Set exercise: Where a line holds "pané", copy it.

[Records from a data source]
— Begin —

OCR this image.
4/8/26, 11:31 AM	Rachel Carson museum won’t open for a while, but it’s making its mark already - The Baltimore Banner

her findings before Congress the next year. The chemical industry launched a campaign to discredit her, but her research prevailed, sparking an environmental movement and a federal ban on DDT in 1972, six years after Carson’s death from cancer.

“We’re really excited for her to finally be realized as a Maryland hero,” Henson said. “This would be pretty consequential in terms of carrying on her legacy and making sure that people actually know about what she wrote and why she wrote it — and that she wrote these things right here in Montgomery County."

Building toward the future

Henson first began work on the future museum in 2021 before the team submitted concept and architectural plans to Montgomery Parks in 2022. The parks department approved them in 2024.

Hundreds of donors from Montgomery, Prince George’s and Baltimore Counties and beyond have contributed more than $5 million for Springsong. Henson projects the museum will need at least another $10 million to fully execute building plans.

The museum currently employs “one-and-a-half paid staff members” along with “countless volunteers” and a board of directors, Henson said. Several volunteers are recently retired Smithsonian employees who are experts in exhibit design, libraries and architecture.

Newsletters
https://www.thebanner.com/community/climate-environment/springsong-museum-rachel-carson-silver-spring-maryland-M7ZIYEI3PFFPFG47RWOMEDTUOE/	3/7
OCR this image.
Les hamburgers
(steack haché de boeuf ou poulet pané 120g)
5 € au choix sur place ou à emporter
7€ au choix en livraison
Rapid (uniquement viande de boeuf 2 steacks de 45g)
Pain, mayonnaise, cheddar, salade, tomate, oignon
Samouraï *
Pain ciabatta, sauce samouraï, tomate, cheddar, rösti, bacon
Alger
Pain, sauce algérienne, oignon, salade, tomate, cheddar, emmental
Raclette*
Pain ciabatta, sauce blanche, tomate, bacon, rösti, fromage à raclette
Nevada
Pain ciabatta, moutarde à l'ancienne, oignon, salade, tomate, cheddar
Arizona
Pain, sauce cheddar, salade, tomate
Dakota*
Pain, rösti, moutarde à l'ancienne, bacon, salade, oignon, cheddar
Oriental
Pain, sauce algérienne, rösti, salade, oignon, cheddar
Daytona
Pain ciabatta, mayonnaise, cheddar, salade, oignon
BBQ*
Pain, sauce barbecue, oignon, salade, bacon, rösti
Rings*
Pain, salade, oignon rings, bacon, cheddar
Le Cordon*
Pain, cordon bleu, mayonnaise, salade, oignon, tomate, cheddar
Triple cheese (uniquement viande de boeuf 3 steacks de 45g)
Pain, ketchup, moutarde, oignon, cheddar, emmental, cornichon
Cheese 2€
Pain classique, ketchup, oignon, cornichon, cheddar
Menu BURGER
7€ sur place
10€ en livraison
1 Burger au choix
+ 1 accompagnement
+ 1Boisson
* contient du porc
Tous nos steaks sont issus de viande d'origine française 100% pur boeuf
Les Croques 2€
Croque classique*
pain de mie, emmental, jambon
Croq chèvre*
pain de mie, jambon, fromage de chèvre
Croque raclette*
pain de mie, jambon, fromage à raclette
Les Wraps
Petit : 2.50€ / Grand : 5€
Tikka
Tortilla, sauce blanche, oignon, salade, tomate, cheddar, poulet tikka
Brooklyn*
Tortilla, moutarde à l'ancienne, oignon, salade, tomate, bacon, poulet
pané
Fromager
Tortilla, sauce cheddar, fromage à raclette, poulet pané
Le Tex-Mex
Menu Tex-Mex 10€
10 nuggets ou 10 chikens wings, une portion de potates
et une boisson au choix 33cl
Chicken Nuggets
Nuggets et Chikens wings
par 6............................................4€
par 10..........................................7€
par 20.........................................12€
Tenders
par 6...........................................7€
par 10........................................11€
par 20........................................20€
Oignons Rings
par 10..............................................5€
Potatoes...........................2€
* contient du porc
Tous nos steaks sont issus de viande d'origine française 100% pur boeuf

— End —

The solution:
(steack haché de boeuf ou poulet pané 120g)
pané
Tortilla, sauce cheddar, fromage à raclette, poulet pané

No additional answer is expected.